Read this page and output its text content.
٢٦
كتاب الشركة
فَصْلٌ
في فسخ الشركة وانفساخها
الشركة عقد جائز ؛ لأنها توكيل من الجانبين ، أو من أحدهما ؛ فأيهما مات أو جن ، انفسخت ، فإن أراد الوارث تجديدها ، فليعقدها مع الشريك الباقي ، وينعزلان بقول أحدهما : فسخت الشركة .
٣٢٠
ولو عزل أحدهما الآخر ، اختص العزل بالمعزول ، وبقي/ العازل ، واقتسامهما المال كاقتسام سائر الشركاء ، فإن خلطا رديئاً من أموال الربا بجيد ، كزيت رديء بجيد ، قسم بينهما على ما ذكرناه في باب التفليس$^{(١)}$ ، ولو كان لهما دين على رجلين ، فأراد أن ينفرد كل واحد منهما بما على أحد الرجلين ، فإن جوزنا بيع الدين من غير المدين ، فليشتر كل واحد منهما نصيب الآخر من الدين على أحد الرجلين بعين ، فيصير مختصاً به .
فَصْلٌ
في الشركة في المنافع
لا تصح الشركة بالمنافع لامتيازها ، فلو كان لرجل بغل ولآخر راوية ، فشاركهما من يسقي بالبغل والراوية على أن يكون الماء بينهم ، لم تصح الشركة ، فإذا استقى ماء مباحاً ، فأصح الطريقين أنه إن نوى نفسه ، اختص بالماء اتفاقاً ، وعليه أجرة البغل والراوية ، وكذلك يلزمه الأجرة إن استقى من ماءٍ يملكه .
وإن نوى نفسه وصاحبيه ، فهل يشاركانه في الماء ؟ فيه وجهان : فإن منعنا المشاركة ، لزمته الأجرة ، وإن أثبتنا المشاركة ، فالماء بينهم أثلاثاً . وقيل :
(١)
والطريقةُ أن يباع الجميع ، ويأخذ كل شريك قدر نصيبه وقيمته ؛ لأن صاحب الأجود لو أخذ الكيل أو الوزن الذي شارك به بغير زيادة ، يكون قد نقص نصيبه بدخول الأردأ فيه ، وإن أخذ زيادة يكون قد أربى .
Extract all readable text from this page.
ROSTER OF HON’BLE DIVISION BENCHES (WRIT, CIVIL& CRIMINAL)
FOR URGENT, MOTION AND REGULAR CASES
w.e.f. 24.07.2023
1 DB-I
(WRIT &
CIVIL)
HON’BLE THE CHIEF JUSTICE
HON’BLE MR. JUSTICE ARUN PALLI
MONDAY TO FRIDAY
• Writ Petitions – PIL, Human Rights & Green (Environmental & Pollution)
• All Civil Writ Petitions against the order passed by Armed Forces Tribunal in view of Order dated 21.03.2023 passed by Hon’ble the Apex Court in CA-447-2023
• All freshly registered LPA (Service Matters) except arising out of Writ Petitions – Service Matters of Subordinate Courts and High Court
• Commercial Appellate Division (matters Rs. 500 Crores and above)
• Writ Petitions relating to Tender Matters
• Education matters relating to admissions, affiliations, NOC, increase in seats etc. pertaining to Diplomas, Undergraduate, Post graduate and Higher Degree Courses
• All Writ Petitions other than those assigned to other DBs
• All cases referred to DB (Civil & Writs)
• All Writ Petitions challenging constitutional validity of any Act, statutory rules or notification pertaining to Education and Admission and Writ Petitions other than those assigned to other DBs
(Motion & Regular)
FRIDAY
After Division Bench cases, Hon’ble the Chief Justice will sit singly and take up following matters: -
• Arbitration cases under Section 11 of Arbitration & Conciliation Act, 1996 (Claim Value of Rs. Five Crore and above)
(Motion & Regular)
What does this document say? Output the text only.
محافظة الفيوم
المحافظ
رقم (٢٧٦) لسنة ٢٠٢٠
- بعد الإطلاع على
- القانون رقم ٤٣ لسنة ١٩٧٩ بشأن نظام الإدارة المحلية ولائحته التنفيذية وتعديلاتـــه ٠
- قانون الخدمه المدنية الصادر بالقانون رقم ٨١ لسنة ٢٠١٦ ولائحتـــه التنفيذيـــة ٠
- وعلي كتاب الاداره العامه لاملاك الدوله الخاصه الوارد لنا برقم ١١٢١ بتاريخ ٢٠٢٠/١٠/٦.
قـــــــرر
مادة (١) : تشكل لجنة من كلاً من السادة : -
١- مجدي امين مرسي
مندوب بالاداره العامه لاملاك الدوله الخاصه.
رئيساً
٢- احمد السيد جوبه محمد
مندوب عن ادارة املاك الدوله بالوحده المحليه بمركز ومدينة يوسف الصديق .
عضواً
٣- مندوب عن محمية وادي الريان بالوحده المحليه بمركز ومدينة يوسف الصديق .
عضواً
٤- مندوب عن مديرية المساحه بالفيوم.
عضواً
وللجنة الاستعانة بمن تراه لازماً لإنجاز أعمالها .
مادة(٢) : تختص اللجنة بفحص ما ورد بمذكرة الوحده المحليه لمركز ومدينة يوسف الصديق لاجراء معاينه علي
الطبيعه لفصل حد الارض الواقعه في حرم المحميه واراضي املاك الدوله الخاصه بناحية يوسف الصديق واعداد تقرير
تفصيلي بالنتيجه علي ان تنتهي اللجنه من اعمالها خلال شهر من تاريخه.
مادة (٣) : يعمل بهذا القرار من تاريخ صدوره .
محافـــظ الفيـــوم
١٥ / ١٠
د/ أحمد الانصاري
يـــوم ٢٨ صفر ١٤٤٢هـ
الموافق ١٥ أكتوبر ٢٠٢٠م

-- -- --

WHAT TO WORK ON. Collect each line holding the string "مادة".

SOLVED PROBLEM.
مادة (١) : تشكل لجنة من كلاً من السادة : -
مادة(٢) : تختص اللجنة بفحص ما ورد بمذكرة الوحده المحليه لمركز ومدينة يوسف الصديق لاجراء معاينه علي
مادة (٣) : يعمل بهذا القرار من تاريخ صدوره .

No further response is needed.